_SELECTED EXCERPT_.

__________

[Review] Jessica Jones Episode 3×04: “Customer Service Is Standing By”

written by Kiara Williams

Being a super and being a hero are two different things, huh?

SPOILER WARNINGS ARE IN EFFECT

We start off this episode with Erik the Burger Hookup doing his best Houdini impression and escaping from the bottom of a suburban pool. This is his punishment for not paying back Sal, his bookie. Erik seems to have a problem with gambling, and he’s been trying to blackmail people in order to get the money he needed, but he hasn’t been able to get it fast enough. So it’s very much his fault that Jessica has no spleen, since her assailant was actually targeting him. Jess figures that one of the people who Erik blackmailed is the one who stabbed her, narrowing the suspect list down to three. That’s an awfully convenient, round number.

As it turns out, Erik is also a super! Kind of a third-tier super, but still! Erik can detect “evil” within people, and he’s been using this power to get money out them without even knowing what bad things they did, just that they’ve done them. However, it causes awful headaches – the worse the person, the worse the pain – and the only way he can dull the pain is with gambling, alcohol, or sex.

Sex, too, huh? Do you think it’s because the blood in his head is all going to his…

Never mind.

But the hookup-in-progress in Episode 3×01 is why Erik’s Douche Radar wasn’t working properly when the stabber came around. So now he’s going to help Jess track down the three people he blackmailed in order to track down Jess’ unlicensed spleen surgeon.

Trish also comes over to Jessica’s place to tell her that Brandt is in jail and her assailant is still out there, which isn’t new information. It wasn’t hard to see that this wasn’t the real reason she was there. Trish asks Jess for a team-up again. Jess turns her down again, of course. “I don’t need your help, and you don’t need mine.” Well, Trish certainly needs Jess’ help. Not so sure about the other way around, though. Trish is kind of the worst.

She immediately proves me right by acting on info that she overhears from Erik after leaving Jessica’s apartment complex. Erik is about as subtle as a brick to the face while screaming on the phone about “Blaskowski” – the last name of his bookie Sal. Trish notes that info to put to use later. She’s like a kid who can’t stop touching the shiny things in a store, I swear.

Jess and Erik visit the first two people on the list, getting some baddies arrested but not The Baddie they’re looking for. During the course of this adventure, Erik begins to reveal his very black-and-white thinking. If you can’t rid the world of all danger, why bother? It’s an all-or-nothing thing with him. Jessica is a hero, Trish is a bad hero, but Erik is very much not a hero. He’s just a dude trying to survive, and I understand that, but what I don’t get is his idea that any progress towards stopping dangerous people isn’t worth it if you can’t get rid of all danger and evil. It’s a selfish ideology meant to justify him not wanting to even try. So his leaving after visiting their second suspect was sort of welcome, though I hope he comes around at some point.

__________

_QUESTIONS ON THE MATERIAL_.
1. Translate this sentence from the Jessica Jones review into Spanish: "Trish also comes over to Jessica’s place to tell her that Brandt is in jail and her assailant is still out there, which isn’t new information."
2. Carry on writing the Jessica Jones review from the point where it stops.
The lines after this point come from a different source.

__________

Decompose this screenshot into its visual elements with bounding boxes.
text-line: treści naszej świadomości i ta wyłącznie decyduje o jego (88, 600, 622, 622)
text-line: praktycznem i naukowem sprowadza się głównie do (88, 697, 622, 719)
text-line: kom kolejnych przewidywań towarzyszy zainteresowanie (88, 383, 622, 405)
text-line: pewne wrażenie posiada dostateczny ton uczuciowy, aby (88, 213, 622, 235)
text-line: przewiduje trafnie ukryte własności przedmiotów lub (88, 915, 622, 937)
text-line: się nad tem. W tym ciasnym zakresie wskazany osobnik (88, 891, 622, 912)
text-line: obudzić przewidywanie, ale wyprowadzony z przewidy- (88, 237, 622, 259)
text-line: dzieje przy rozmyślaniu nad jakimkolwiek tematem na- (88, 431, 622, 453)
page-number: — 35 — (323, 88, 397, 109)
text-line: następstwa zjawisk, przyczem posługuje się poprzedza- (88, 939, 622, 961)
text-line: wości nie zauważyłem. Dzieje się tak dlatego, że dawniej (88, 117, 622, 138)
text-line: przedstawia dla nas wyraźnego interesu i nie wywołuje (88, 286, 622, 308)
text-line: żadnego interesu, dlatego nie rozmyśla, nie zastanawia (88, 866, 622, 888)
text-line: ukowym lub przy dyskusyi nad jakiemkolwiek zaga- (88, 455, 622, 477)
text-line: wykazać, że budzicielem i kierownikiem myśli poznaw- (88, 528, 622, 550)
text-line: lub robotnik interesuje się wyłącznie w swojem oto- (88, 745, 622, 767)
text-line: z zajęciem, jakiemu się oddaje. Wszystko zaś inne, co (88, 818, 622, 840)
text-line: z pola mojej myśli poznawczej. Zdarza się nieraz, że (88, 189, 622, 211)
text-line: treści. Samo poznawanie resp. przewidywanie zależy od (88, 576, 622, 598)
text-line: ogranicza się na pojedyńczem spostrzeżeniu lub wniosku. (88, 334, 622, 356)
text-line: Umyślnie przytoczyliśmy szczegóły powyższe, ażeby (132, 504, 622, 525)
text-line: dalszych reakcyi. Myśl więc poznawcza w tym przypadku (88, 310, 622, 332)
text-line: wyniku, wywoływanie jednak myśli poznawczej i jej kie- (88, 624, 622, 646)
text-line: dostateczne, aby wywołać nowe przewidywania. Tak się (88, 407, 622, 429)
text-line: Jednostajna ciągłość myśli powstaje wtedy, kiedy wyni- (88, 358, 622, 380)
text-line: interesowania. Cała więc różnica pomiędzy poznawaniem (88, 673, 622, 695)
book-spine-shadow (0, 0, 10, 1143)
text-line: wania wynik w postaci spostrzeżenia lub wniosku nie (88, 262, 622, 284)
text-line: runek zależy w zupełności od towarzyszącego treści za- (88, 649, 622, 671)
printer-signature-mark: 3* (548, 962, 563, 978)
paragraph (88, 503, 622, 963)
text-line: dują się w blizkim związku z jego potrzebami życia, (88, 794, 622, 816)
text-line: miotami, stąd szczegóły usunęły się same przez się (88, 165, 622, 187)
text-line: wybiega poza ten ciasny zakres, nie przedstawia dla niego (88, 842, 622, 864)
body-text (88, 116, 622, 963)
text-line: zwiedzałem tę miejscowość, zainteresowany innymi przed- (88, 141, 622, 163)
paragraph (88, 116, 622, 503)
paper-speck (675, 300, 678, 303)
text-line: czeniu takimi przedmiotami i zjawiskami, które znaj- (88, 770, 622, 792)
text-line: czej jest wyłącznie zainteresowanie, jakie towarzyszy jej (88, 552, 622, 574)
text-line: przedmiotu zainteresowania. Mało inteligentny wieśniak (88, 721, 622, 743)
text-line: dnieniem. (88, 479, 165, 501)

__________

_PER-TASK ANSWERS_.
1. Trish también va a casa de Jessica para decirle que Brandt está en la cárcel y que su agresor sigue suelto, lo cual no es información nueva.

2.
Meanwhile, Jeri Hogarth is still adjusting to her ALS, and in this episode it involves someone coming over to inspect her apartment to make sure it’s safe for her as her ALS progresses. She eventually (politely but firmly) throws the poor woman out because she just can’t deal with the idea of changing her world to such a degree. Jeri’s attempts to break up Kith’s marriage is not only starting to look like a last effort for love, but also a last attempt at control in some part of her life. So when Malcolm finally finds some dirt big enough to possibly end Kith’s marriage, Jeri gives him permission to release it. Malcolm negotiates a raise out of it, so now he’s just swimming in the murkiest of gray waters.

Erik finally goes to pay his bookie, but he’s three hours late, so Sal tosses him back in her pool, this time fully intending to drown him. But Trish, doing something helpful for once, followed Erik there and swoops in to save him. Erik is able to escape, and Sal makes a last attempt at attacking Trish and ends up impaling herself on a shovel. No, seriously, was Trish cursed by a witch? She keeps making things worse somehow!

Jessica, without Erik the Douche Detector, goes to the home of the final suspect on their list. His apartment is seemingly empty, so Jess breaks in and begins examining his things. The suspect, Gregory Salinger, appears and begins lecturing Jessica about how he wants to kill powered people for his own narcissistic reasons. He wants respect from supers, so he’ll gain it via stabbings. I mean, I guess? I wasn’t expecting an incel as a villain this season, but here we are. Salinger calls 911 to make Jessica flee, and she finds Erik at her door when she gets home. He doesn’t really do much beyond inadvertently revealing that Trish was his rescuer and hoping Jess doesn’t die now that she’s alone.

So now Jess is stuck asking help for Trish, and I figured the show would go in this direction, but why right now, after everything Trish has screwed up in her hero adventures? Well, if it makes Trish better somehow, make it happen, show; I’m begging you.

Now that we have an established villain, hopefully we’ll really get moving with the plot now!